Trainer Manifest¶
KLIFF uses YAML configuration files to control the training of interatomic potentials with machine-learning models. A typical configuration file is divided into the following top-level sections:
workspace
dataset
model
transforms
training
export (optional)
Each section is itself a dictionary with keys and values that specify
particular settings. The minimal required sections are typically
workspace, dataset, model, and training, while
transforms and export are optional but often useful. Especially
transforms is almost always used for ML models, for transforming the
coordinates.
Below is a general explanation of each section, along with examples. Refer to the provided example configuration files to see these in practice.
1. workspace¶
Purpose¶
The workspace section manages where training runs are stored, random
seeds, and other essential housekeeping. By specifying a seed here, you
ensure reproducible results.
Common Keys¶
name: Name of the main workspace folder to create or use.
seed: Random seed for reproducibility.
resume: (Optional) Whether to resume from a previous checkpoint.

[Stored records]
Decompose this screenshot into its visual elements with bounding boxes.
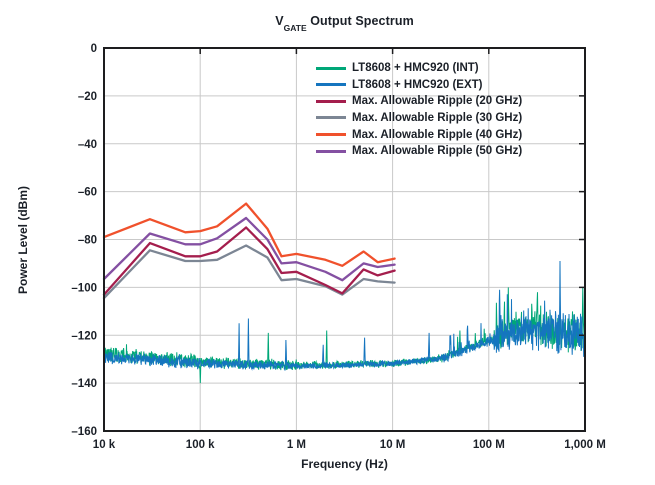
y-tick-label: –100 (71, 282, 97, 294)
legend-label: Max. Allowable Ripple (30 GHz) (352, 111, 523, 124)
y-tick-label: –140 (71, 378, 97, 390)
legend-label: LT8608 + HMC920 (EXT) (352, 78, 483, 91)
legend-line-swatch (316, 149, 346, 153)
legend-line-swatch (316, 83, 346, 87)
chart-title-prefix: V (275, 14, 284, 28)
legend-line-swatch (316, 99, 346, 103)
legend: LT8608 + HMC920 (INT) LT8608 + HMC920 (EX… (316, 62, 522, 157)
legend-line-swatch (316, 66, 346, 70)
x-tick-label: 10 k (93, 439, 116, 451)
x-tick-label: 10 M (380, 439, 406, 451)
legend-line-swatch (316, 116, 346, 120)
series-line-6 (102, 216, 396, 282)
y-tick-label: –20 (78, 91, 97, 103)
legend-label: Max. Allowable Ripple (50 GHz) (352, 145, 523, 158)
chart-title: VGATE Output Spectrum (104, 14, 585, 33)
x-tick-label: 100 k (186, 439, 215, 451)
series-line-3 (102, 226, 396, 296)
legend-row-3: Max. Allowable Ripple (20 GHz) (316, 95, 522, 107)
legend-label: LT8608 + HMC920 (INT) (352, 62, 479, 75)
x-tick-label: 1,000 M (564, 439, 606, 451)
legend-label: Max. Allowable Ripple (40 GHz) (352, 128, 523, 141)
chart-title-subscript: GATE (283, 22, 307, 33)
y-tick-label: –60 (78, 187, 97, 199)
series-line-5 (102, 202, 396, 267)
legend-row-4: Max. Allowable Ripple (30 GHz) (316, 112, 522, 124)
y-tick-label: –120 (71, 330, 97, 342)
x-tick-label: 100 M (473, 439, 505, 451)
legend-line-swatch (316, 133, 346, 136)
x-tick-label: 1 M (287, 439, 306, 451)
y-tick-label: –80 (78, 235, 97, 247)
x-axis-title: Frequency (Hz) (301, 457, 388, 471)
y-tick-label: –40 (78, 139, 97, 151)
series-noise-ext (103, 260, 586, 371)
legend-row-2: LT8608 + HMC920 (EXT) (316, 79, 522, 91)
chart-title-rest: Output Spectrum (306, 14, 414, 28)
legend-label: Max. Allowable Ripple (20 GHz) (352, 95, 523, 108)
legend-row-6: Max. Allowable Ripple (50 GHz) (316, 145, 522, 157)
y-tick-label: –160 (71, 426, 97, 438)
y-tick-label: 0 (91, 43, 97, 55)
series-line-4 (102, 244, 396, 300)
legend-row-1: LT8608 + HMC920 (INT) (316, 62, 522, 74)
legend-row-5: Max. Allowable Ripple (40 GHz) (316, 128, 523, 141)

### PROBLEMS:
(1) Answer these from the trainer manifest guide:
(a) Which two top-level sections does it call optional?
(b) For ML models, what is the transforms section almost always used for?
(c) What does setting a seed in the workspace section ensure?
(2) Proceed with the trainer manifest guide from the point where it stops.
The data is separate material and is not part of the trainer manifest guide.

### TASK RESPONSES:
(1)
(a) transforms and export
(b) Transforming the coordinates
(c) Reproducible results

(2)
Example¶
workspace:
name: test_run
seed: 12345
resume: False
2. dataset¶
Purpose¶
Specifies how to load and configure the training (and validation) data. KLIFF can process data from various sources (ASE, file paths, ColabFit, etc.). This section tells KLIFF how to interpret your dataset and which properties (energy, forces, etc.) to use.
Common Keys¶
type: Dataset format, e.g.
ase,path, orcolabfit.path: Path to the dataset if using
aseorpath(ignored forcolabfit).shuffle: Whether to shuffle the data.
save: Whether to store a preprocessed version of the dataset on disk.
dynamic_loading: (Optional) If true, loads data in chunks at runtime (for large datasets).
keys: A sub-dict mapping property names in the raw dataset to standardized ones recognized by KLIFF (
energy,forcesetc.).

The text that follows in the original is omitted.